Repeat every line of the listing below word for word, in the same order.
____________________
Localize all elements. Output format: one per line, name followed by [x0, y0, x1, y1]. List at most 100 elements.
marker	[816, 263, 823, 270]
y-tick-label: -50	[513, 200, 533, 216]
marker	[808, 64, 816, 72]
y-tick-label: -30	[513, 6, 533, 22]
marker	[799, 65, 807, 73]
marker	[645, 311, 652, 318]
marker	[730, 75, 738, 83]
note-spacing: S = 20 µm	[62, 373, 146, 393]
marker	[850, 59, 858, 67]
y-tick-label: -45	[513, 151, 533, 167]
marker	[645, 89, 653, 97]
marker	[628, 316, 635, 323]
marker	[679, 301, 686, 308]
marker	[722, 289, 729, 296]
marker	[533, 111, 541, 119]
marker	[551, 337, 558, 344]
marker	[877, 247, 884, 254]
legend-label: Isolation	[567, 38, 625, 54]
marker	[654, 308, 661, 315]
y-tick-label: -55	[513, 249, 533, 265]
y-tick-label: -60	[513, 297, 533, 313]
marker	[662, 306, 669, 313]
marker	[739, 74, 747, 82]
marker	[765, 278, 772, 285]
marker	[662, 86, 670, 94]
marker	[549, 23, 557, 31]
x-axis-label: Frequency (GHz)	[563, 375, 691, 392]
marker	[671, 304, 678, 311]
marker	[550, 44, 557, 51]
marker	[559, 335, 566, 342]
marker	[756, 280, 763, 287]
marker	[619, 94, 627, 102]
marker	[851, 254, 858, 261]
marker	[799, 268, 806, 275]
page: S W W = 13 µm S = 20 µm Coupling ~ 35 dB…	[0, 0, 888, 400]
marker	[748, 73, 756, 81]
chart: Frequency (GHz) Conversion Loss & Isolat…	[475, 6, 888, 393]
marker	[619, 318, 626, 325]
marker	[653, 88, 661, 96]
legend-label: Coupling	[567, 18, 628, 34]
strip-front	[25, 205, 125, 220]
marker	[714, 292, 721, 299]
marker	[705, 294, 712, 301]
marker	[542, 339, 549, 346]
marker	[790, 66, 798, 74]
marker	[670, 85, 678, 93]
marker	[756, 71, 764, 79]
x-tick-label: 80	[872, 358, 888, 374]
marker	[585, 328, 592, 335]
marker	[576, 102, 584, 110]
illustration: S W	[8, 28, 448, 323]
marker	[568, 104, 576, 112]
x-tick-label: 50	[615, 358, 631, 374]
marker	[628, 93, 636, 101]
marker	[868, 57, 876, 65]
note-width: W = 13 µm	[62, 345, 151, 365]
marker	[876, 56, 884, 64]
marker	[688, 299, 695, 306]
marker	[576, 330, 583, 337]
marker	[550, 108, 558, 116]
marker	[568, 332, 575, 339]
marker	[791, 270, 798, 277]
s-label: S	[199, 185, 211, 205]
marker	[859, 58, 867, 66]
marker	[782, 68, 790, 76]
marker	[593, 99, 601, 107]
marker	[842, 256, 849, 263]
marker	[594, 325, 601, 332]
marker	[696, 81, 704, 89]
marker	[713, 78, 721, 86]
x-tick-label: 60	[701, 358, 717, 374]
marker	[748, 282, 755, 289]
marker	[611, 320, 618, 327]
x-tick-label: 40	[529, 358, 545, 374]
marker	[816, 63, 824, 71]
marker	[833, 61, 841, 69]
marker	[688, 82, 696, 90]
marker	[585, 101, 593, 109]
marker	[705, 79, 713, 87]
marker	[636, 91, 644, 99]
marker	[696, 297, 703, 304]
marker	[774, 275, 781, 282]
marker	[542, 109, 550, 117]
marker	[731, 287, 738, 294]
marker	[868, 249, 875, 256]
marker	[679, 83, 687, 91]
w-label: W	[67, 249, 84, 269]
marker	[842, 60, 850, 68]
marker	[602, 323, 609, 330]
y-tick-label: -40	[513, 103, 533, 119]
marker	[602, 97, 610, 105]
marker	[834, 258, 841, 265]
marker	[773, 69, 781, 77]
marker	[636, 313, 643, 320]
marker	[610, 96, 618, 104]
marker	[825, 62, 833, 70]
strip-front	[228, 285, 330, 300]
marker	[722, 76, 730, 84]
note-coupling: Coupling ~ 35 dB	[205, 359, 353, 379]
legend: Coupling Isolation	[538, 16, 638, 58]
____________________
■ Task result ■
Localize all elements. Output format: one per line, name followed by [x0, y0, x1, y1]. List at most 100 elements.
marker	[816, 263, 823, 270]
y-tick-label: -50	[513, 200, 533, 216]
marker	[808, 64, 816, 72]
y-tick-label: -30	[513, 6, 533, 22]
marker	[799, 65, 807, 73]
marker	[645, 311, 652, 318]
marker	[730, 75, 738, 83]
note-spacing: S = 20 µm	[62, 373, 146, 393]
marker	[850, 59, 858, 67]
y-tick-label: -45	[513, 151, 533, 167]
marker	[645, 89, 653, 97]
marker	[628, 316, 635, 323]
marker	[679, 301, 686, 308]
marker	[722, 289, 729, 296]
marker	[533, 111, 541, 119]
marker	[551, 337, 558, 344]
marker	[877, 247, 884, 254]
legend-label: Isolation	[567, 38, 625, 54]
marker	[654, 308, 661, 315]
y-tick-label: -55	[513, 249, 533, 265]
y-tick-label: -60	[513, 297, 533, 313]
marker	[662, 306, 669, 313]
marker	[739, 74, 747, 82]
marker	[765, 278, 772, 285]
marker	[662, 86, 670, 94]
marker	[549, 23, 557, 31]
x-axis-label: Frequency (GHz)	[563, 375, 691, 392]
marker	[671, 304, 678, 311]
marker	[550, 44, 557, 51]
marker	[559, 335, 566, 342]
marker	[756, 280, 763, 287]
marker	[619, 94, 627, 102]
marker	[851, 254, 858, 261]
marker	[799, 268, 806, 275]
page: S W W = 13 µm S = 20 µm Coupling ~ 35 dB…	[0, 0, 888, 400]
marker	[748, 73, 756, 81]
chart: Frequency (GHz) Conversion Loss & Isolat…	[475, 6, 888, 393]
marker	[619, 318, 626, 325]
marker	[653, 88, 661, 96]
legend-label: Coupling	[567, 18, 628, 34]
strip-front	[25, 205, 125, 220]
marker	[714, 292, 721, 299]
marker	[705, 294, 712, 301]
marker	[542, 339, 549, 346]
marker	[790, 66, 798, 74]
marker	[670, 85, 678, 93]
marker	[756, 71, 764, 79]
x-tick-label: 80	[872, 358, 888, 374]
marker	[585, 328, 592, 335]
marker	[576, 102, 584, 110]
illustration: S W	[8, 28, 448, 323]
marker	[568, 104, 576, 112]
x-tick-label: 50	[615, 358, 631, 374]
marker	[628, 93, 636, 101]
marker	[868, 57, 876, 65]
note-width: W = 13 µm	[62, 345, 151, 365]
marker	[876, 56, 884, 64]
marker	[688, 299, 695, 306]
marker	[576, 330, 583, 337]
marker	[550, 108, 558, 116]
marker	[568, 332, 575, 339]
marker	[791, 270, 798, 277]
s-label: S	[199, 185, 211, 205]
marker	[859, 58, 867, 66]
marker	[782, 68, 790, 76]
marker	[593, 99, 601, 107]
marker	[842, 256, 849, 263]
marker	[594, 325, 601, 332]
marker	[696, 81, 704, 89]
marker	[713, 78, 721, 86]
x-tick-label: 60	[701, 358, 717, 374]
marker	[748, 282, 755, 289]
marker	[611, 320, 618, 327]
x-tick-label: 40	[529, 358, 545, 374]
marker	[816, 63, 824, 71]
marker	[833, 61, 841, 69]
marker	[688, 82, 696, 90]
marker	[585, 101, 593, 109]
marker	[705, 79, 713, 87]
marker	[636, 91, 644, 99]
marker	[696, 297, 703, 304]
marker	[774, 275, 781, 282]
marker	[542, 109, 550, 117]
marker	[731, 287, 738, 294]
marker	[868, 249, 875, 256]
marker	[679, 83, 687, 91]
w-label: W	[67, 249, 84, 269]
marker	[842, 60, 850, 68]
marker	[602, 323, 609, 330]
y-tick-label: -40	[513, 103, 533, 119]
marker	[602, 97, 610, 105]
marker	[834, 258, 841, 265]
marker	[773, 69, 781, 77]
marker	[636, 313, 643, 320]
marker	[610, 96, 618, 104]
marker	[825, 62, 833, 70]
strip-front	[228, 285, 330, 300]
marker	[722, 76, 730, 84]
note-coupling: Coupling ~ 35 dB	[205, 359, 353, 379]
legend: Coupling Isolation	[538, 16, 638, 58]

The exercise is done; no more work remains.